■ Goal of the exercise: Pull out every line below that contains the word "управления".

■ Dataset:
_____
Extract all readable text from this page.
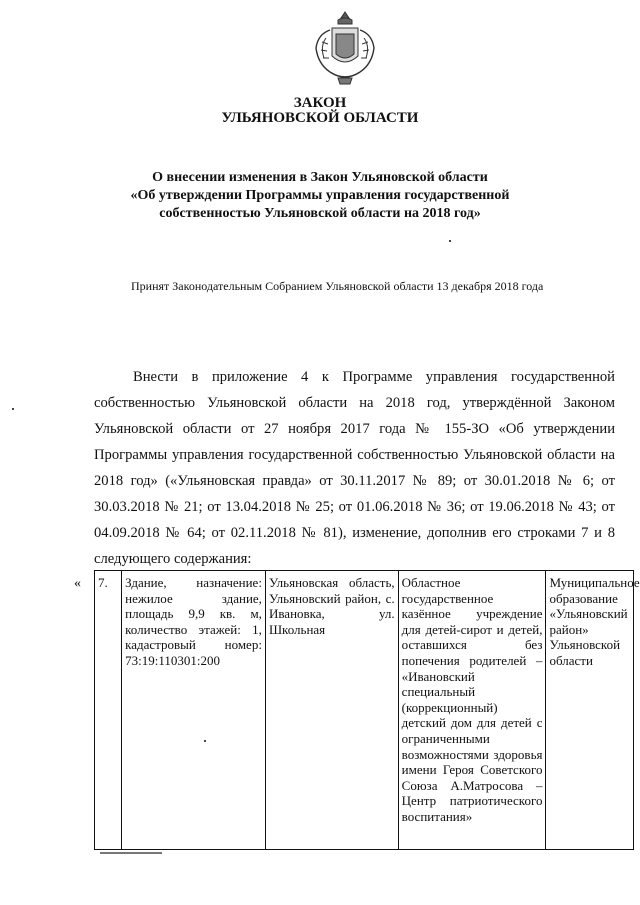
ЗАКОН
УЛЬЯНОВСКОЙ ОБЛАСТИ
О внесении изменения в Закон Ульяновской области
«Об утверждении Программы управления государственной
собственностью Ульяновской области на 2018 год»
Принят Законодательным Собранием Ульяновской области 13 декабря 2018 года
Внести в приложение 4 к Программе управления государственной собственностью Ульяновской области на 2018 год, утверждённой Законом Ульяновской области от 27 ноября 2017 года № 155-ЗО «Об утверждении Программы управления государственной собственностью Ульяновской области на 2018 год» («Ульяновская правда» от 30.11.2017 № 89; от 30.01.2018 № 6; от 30.03.2018 № 21; от 13.04.2018 № 25; от 01.06.2018 № 36; от 19.06.2018 № 43; от 04.09.2018 № 64; от 02.11.2018 № 81), изменение, дополнив его строками 7 и 8 следующего содержания:
« 7.	Здание, назначение: нежилое здание, площадь 9,9 кв. м, количество этажей: 1, кадастровый номер: 73:19:110301:200	Ульяновская область, Ульяновский район, с. Ивановка, ул. Школьная	Областное государственное казённое учреждение для детей-сирот и детей, оставшихся без попечения родителей – «Ивановский специальный (коррекционный) детский дом для детей с ограниченными возможностями здоровья имени Героя Советского Союза А.Матросова – Центр патриотического воспитания»	Муниципальное образование «Ульяновский район» Ульяновской области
_____
■ Solution for this exercise:
«Об утверждении Программы управления государственной
Внести в приложение 4 к Программе управления государственной собственностью Ульяновской области на 2018 год, утверждённой Законом Ульяновской области от 27 ноября 2017 года № 155-ЗО «Об утверждении Программы управления государственной собственностью Ульяновской области на 2018 год» («Ульяновская правда» от 30.11.2017 № 89; от 30.01.2018 № 6; от 30.03.2018 № 21; от 13.04.2018 № 25; от 01.06.2018 № 36; от 19.06.2018 № 43; от 04.09.2018 № 64; от 02.11.2018 № 81), изменение, дополнив его строками 7 и 8 следующего содержания:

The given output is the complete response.